(Entries taken from a collection)
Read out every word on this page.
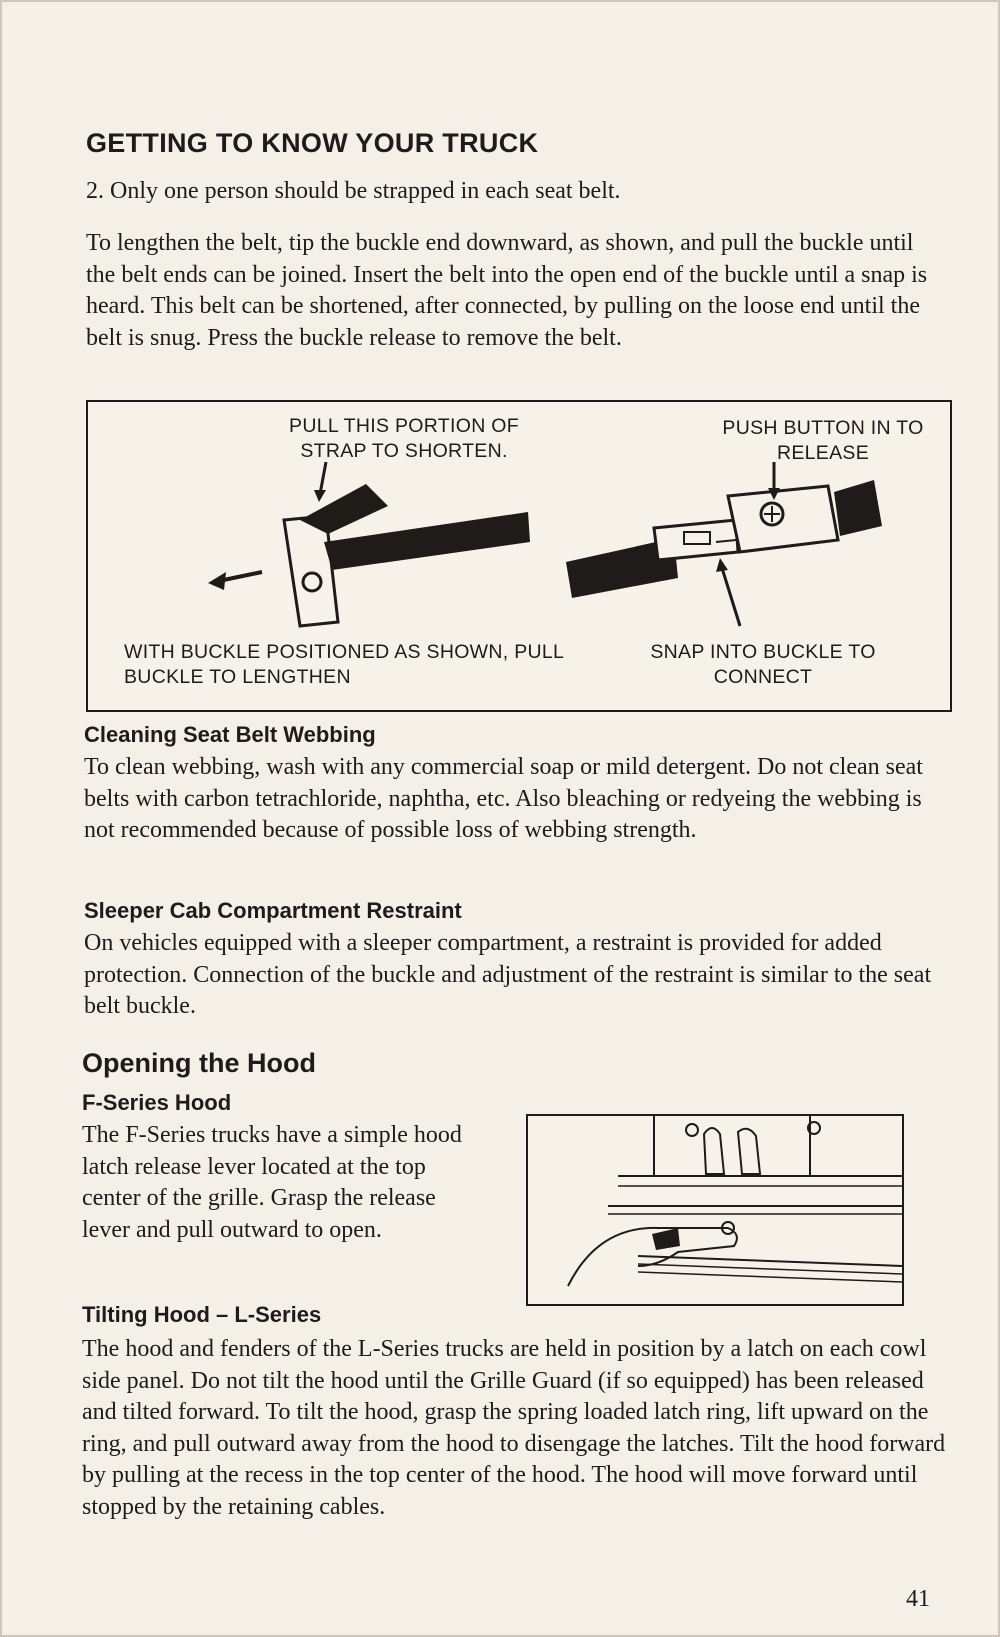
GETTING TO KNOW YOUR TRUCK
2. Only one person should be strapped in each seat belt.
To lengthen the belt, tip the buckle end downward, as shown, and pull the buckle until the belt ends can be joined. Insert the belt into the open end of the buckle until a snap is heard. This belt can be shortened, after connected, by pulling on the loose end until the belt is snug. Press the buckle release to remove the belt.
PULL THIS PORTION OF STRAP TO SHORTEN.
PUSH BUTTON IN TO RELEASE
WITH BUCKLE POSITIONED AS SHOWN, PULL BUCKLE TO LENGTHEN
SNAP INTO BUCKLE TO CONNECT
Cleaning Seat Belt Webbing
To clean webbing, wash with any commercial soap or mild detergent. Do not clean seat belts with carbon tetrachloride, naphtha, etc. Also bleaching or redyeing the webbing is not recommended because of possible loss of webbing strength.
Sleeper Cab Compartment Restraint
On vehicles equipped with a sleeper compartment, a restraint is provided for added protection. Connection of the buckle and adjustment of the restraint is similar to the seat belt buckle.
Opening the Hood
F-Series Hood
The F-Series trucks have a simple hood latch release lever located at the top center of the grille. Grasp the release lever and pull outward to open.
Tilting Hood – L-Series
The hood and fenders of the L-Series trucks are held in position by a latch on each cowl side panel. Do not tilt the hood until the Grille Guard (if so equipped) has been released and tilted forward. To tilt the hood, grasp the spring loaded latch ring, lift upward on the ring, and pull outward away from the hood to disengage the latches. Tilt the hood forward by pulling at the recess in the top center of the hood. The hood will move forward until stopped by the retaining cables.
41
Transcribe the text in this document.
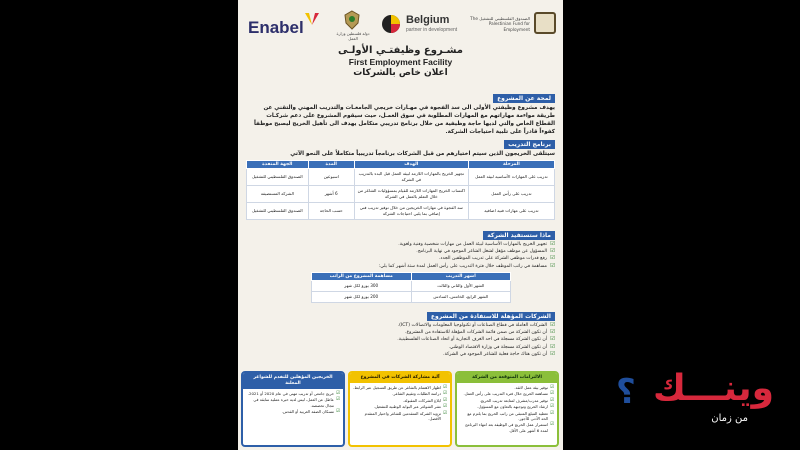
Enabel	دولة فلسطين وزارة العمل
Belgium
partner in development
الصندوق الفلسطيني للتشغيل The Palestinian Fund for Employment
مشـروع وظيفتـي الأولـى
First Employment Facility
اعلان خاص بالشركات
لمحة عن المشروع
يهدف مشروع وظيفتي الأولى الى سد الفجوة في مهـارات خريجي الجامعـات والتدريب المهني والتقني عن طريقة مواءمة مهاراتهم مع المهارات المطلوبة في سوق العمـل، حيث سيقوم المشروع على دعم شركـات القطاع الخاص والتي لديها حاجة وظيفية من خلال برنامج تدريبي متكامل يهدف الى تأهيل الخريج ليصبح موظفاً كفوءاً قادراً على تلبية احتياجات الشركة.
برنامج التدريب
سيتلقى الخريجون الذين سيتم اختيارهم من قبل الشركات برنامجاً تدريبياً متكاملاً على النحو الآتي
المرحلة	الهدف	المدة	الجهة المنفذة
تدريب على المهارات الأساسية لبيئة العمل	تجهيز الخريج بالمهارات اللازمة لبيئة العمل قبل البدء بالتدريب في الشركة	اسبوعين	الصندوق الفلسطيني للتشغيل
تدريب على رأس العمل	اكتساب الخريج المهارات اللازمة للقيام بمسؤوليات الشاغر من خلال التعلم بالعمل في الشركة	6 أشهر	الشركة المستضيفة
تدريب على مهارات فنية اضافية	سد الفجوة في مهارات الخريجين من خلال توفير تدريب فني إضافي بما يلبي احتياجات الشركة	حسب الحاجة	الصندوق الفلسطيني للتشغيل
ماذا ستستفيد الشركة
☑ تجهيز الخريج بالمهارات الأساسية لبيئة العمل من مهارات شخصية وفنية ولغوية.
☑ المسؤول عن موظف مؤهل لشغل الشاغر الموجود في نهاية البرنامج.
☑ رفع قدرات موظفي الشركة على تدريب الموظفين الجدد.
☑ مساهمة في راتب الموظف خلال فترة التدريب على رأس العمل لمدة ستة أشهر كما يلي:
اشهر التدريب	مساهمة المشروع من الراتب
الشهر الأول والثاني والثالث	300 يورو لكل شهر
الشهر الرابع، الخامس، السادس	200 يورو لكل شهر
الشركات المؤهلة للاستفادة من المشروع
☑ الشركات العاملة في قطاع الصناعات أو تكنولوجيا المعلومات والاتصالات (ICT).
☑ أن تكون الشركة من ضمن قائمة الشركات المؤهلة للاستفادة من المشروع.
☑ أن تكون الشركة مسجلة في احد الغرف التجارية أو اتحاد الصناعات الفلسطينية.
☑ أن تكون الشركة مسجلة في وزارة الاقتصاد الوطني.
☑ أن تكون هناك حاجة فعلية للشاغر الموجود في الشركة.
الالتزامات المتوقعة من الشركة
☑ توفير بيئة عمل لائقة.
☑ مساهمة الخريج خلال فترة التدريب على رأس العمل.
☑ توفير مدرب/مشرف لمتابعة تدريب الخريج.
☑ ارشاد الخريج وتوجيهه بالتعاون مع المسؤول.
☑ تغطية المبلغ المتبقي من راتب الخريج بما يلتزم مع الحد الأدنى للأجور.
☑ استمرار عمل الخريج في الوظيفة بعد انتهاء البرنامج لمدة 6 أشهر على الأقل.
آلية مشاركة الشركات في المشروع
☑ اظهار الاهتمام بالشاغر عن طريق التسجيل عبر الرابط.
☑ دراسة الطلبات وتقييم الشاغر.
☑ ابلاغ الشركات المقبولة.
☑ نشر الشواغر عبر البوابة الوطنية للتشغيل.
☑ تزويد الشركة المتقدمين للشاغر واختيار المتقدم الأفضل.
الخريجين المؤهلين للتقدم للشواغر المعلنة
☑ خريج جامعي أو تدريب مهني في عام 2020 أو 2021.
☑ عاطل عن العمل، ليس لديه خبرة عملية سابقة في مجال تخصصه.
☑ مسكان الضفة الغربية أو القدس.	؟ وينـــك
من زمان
---
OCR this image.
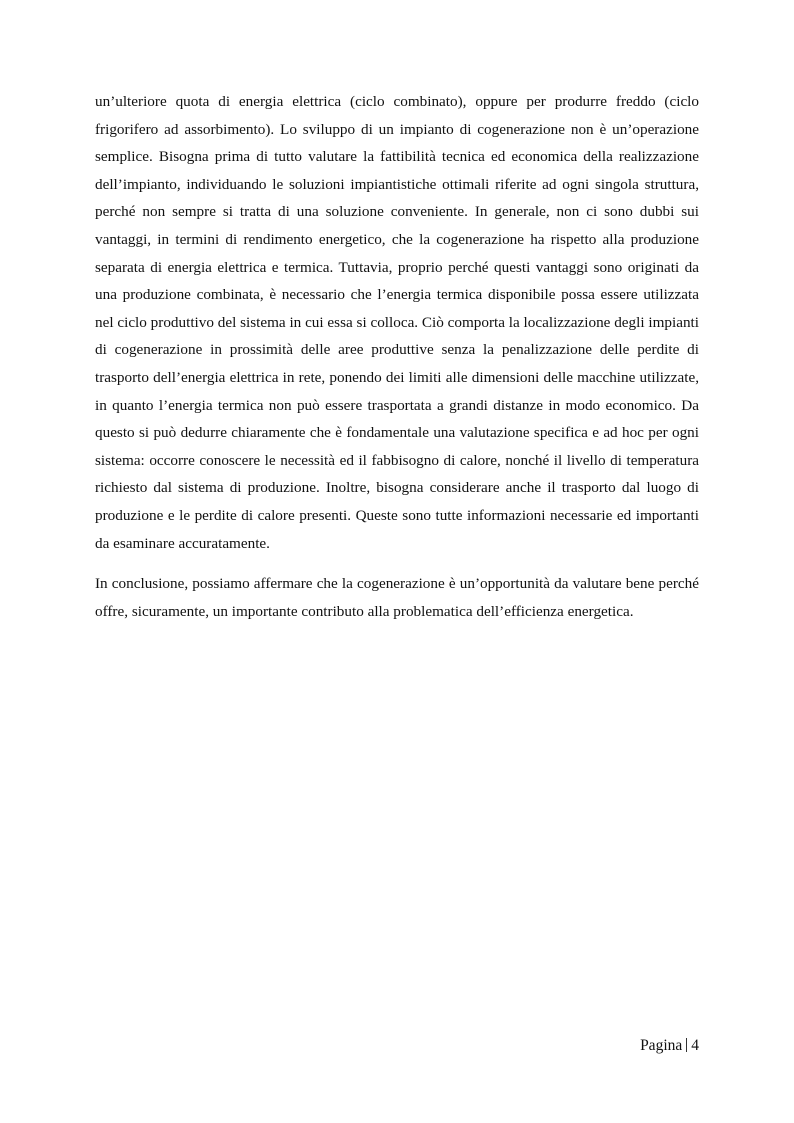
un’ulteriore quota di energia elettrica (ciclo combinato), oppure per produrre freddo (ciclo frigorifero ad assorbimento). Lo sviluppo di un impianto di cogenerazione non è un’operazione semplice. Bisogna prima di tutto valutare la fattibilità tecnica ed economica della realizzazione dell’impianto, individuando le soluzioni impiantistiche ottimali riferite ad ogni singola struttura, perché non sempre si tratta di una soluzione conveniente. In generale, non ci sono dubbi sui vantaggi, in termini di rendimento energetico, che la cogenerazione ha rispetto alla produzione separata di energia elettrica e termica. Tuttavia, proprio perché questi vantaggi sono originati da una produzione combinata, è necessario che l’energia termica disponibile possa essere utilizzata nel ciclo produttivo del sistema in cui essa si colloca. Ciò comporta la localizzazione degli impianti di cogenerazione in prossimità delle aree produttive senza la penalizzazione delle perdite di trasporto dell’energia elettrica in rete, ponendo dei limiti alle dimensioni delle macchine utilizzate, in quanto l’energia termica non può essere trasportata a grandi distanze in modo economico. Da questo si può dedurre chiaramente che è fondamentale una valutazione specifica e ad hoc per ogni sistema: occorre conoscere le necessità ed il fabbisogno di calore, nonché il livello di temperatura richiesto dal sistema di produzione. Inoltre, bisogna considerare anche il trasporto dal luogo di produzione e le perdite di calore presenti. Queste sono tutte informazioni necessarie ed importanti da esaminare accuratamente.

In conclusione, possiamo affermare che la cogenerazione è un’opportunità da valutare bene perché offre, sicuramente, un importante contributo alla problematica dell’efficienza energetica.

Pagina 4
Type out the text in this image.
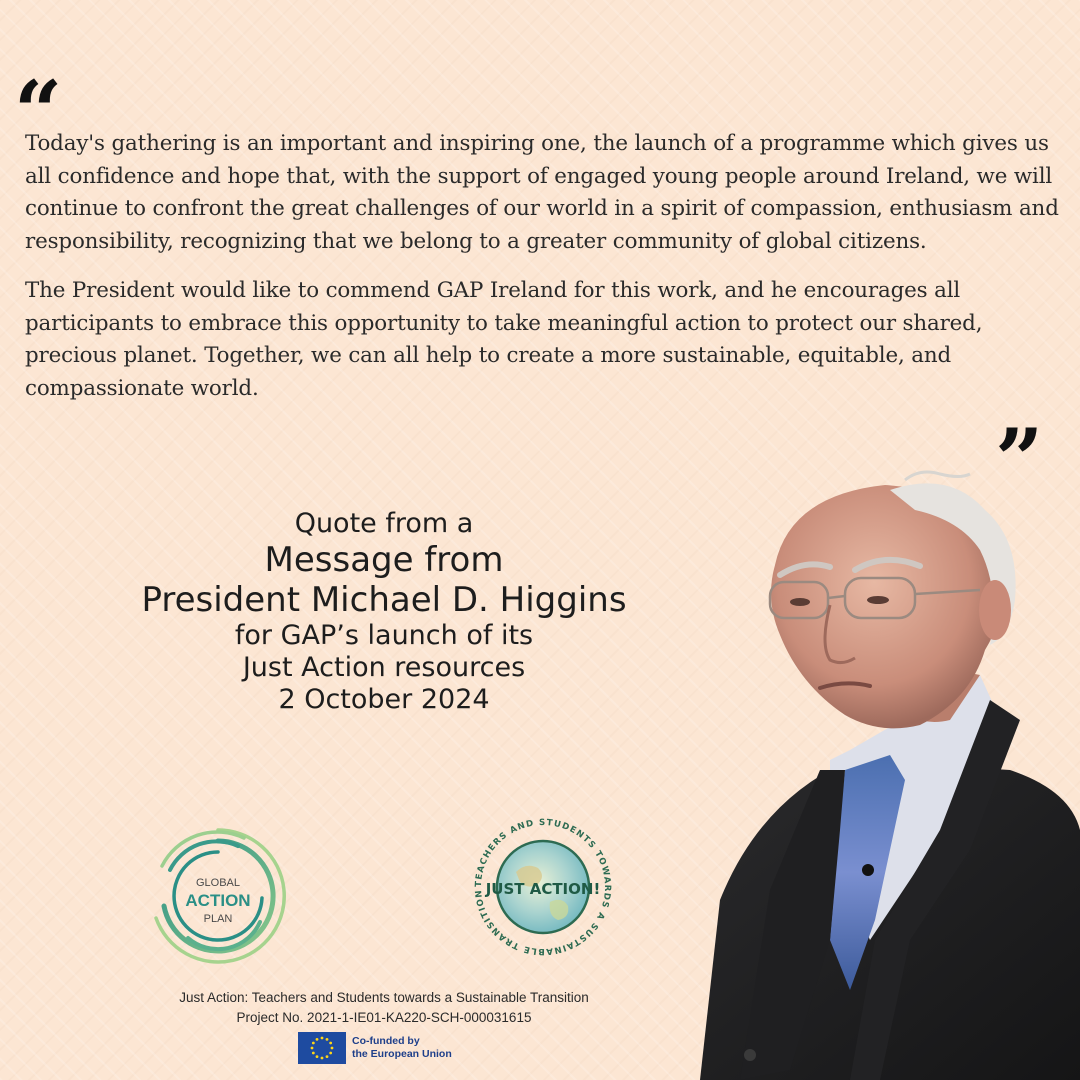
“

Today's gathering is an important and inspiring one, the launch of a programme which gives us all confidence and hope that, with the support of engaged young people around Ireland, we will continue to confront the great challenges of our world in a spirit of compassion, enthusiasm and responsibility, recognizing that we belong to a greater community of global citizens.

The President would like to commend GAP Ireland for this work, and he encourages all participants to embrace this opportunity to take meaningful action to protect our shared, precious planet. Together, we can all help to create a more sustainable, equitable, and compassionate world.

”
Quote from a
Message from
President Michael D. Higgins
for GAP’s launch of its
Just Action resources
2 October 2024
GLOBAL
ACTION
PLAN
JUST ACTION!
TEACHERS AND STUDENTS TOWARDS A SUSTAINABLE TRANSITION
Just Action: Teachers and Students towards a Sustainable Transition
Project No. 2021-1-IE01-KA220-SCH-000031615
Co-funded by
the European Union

▶ _What you should do_: Look through the data above. Each line containing the word "الشهر" needs to be copied.

▶ _Exercise response_:
الشهر الأول والثاني والثالث	300 يورو لكل شهر
الشهر الرابع، الخامس، السادس	200 يورو لكل شهر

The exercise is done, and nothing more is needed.